- _What to produce_
Show all lines that include the string "PASTOR"; copy each one.

- _Data records_
-- start --

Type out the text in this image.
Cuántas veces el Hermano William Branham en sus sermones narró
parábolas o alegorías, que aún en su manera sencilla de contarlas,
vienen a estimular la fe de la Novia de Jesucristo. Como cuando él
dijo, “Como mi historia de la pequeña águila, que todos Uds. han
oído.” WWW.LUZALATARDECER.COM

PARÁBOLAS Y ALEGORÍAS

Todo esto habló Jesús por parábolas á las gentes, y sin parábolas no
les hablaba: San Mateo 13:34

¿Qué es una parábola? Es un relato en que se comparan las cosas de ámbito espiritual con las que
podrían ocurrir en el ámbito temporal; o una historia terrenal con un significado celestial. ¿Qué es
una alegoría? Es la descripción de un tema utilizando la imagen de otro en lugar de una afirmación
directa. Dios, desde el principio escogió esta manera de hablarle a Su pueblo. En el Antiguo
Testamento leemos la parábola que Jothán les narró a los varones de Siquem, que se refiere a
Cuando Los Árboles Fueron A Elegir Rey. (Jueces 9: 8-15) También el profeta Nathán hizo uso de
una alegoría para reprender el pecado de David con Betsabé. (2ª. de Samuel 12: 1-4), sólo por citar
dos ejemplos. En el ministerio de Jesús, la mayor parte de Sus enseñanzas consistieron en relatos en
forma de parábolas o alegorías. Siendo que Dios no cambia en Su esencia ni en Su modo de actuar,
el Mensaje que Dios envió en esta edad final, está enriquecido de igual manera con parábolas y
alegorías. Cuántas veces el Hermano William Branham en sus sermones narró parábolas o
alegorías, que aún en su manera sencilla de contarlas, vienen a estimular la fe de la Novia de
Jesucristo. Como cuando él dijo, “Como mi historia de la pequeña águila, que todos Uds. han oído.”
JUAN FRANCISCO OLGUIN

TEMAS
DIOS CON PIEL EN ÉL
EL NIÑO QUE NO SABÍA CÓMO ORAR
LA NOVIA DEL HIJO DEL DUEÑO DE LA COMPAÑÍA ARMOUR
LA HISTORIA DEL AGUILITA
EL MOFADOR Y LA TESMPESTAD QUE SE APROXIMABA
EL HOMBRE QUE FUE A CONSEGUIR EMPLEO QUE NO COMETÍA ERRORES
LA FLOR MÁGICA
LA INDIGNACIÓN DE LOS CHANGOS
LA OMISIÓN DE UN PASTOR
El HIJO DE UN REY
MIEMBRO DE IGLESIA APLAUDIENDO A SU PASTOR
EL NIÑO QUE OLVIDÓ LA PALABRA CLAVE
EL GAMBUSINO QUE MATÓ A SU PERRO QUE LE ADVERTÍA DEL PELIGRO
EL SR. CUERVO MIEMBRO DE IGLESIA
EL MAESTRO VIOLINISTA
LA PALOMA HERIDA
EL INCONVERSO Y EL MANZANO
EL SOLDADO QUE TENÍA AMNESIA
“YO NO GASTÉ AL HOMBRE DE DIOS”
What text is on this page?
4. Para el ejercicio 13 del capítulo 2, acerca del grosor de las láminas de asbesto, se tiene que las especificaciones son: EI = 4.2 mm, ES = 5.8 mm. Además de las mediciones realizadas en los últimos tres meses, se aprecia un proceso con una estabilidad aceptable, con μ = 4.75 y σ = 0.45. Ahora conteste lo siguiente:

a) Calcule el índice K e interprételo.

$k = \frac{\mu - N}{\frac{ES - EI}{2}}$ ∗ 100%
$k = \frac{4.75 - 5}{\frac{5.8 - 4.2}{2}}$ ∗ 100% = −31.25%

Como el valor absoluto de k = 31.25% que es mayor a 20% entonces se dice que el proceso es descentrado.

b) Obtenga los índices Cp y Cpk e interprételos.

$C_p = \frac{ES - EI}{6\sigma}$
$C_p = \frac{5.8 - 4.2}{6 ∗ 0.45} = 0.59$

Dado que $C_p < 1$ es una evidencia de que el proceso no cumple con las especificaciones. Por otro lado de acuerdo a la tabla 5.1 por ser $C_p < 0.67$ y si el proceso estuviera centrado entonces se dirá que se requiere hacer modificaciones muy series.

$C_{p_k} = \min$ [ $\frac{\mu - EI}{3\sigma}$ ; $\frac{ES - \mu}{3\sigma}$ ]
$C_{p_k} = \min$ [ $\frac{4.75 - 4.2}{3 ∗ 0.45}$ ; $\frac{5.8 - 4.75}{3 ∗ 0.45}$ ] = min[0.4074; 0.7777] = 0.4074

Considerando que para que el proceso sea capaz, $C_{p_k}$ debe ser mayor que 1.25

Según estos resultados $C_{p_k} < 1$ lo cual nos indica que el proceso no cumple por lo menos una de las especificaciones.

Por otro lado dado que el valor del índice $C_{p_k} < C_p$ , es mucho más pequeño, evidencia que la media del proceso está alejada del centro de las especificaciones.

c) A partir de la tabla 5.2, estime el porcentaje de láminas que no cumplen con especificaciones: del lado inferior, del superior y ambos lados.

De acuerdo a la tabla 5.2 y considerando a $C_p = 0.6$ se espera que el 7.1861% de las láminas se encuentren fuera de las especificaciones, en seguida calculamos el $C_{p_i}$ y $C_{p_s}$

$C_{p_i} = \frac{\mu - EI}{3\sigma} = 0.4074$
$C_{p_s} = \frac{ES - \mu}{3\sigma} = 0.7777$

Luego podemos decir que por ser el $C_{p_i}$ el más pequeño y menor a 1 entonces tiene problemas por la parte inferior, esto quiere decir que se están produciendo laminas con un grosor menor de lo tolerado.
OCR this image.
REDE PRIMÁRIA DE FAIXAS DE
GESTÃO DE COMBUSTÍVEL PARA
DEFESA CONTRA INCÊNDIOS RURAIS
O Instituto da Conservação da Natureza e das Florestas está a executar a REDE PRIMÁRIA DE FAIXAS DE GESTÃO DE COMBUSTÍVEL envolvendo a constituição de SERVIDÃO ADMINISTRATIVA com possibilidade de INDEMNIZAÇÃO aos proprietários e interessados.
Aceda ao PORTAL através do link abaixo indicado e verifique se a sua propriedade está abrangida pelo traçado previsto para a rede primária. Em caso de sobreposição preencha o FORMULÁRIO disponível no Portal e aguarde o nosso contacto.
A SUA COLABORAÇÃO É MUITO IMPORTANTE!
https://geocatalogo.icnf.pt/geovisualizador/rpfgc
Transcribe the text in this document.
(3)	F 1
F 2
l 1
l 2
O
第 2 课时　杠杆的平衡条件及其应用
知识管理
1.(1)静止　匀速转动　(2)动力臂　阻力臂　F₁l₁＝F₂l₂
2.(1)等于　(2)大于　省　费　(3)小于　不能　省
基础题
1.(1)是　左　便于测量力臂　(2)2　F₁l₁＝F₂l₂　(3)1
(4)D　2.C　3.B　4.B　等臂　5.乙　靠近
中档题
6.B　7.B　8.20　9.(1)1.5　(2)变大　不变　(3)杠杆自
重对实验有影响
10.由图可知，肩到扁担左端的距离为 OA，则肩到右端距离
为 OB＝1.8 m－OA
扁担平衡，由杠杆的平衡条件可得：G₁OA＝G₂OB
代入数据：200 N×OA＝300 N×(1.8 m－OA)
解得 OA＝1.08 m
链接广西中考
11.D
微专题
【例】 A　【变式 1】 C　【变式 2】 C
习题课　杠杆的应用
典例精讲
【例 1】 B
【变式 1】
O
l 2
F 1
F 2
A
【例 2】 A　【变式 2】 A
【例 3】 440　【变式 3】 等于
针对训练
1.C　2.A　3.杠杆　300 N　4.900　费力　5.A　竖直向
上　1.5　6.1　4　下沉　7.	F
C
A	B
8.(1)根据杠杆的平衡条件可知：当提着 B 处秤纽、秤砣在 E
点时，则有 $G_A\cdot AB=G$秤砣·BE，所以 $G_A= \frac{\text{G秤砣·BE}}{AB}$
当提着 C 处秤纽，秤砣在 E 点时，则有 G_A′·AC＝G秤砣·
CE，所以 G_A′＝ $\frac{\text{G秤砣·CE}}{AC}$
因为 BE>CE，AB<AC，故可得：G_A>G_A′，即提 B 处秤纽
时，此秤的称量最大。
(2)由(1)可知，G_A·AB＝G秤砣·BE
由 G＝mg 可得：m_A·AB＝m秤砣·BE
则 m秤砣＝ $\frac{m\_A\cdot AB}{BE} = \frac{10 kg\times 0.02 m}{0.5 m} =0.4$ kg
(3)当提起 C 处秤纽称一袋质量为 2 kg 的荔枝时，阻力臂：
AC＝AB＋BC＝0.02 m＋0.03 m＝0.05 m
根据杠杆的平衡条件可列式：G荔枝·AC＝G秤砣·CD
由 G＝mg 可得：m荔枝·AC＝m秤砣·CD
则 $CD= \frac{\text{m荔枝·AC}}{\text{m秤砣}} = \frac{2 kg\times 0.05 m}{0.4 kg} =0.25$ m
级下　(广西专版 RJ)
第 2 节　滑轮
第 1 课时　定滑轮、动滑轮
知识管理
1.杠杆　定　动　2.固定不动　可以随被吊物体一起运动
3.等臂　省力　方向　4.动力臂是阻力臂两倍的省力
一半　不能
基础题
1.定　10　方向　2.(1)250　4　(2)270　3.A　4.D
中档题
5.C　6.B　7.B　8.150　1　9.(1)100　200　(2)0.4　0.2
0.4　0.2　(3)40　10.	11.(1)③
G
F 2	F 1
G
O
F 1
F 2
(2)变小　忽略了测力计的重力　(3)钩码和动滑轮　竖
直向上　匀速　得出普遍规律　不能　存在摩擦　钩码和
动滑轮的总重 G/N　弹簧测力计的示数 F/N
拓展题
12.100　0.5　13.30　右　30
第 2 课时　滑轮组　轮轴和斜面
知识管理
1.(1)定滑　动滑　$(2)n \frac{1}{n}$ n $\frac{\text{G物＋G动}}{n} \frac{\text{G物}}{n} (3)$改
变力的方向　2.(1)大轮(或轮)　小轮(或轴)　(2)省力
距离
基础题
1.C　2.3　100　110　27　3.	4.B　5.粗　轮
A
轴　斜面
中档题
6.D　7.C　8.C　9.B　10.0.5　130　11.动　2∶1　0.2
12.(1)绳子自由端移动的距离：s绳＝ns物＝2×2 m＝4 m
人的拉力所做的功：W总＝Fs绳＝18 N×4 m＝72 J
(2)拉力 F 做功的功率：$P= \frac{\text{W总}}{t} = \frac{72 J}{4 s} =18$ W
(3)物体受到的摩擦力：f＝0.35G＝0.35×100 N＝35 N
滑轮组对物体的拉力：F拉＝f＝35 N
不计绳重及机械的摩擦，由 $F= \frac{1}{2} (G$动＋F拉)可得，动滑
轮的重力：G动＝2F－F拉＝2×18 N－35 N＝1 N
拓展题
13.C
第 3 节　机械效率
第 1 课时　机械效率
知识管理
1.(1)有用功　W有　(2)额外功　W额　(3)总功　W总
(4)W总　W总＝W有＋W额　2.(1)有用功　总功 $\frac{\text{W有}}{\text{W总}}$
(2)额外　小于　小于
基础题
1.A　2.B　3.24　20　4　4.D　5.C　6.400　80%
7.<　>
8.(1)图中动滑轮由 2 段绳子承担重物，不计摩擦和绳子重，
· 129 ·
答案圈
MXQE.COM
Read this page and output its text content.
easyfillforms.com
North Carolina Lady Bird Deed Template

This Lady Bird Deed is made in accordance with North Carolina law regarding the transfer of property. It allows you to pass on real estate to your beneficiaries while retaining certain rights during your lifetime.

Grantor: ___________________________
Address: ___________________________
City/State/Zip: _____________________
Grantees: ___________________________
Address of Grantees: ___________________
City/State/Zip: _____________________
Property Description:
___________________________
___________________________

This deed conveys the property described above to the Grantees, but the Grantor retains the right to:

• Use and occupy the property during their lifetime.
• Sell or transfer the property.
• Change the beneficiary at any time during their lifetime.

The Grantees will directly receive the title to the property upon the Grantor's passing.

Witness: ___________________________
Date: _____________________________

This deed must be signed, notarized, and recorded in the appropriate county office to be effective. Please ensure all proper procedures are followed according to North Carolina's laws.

-- end --

- _Answer to this exercise_
LA OMISIÓN DE UN PASTOR
MIEMBRO DE IGLESIA APLAUDIENDO A SU PASTOR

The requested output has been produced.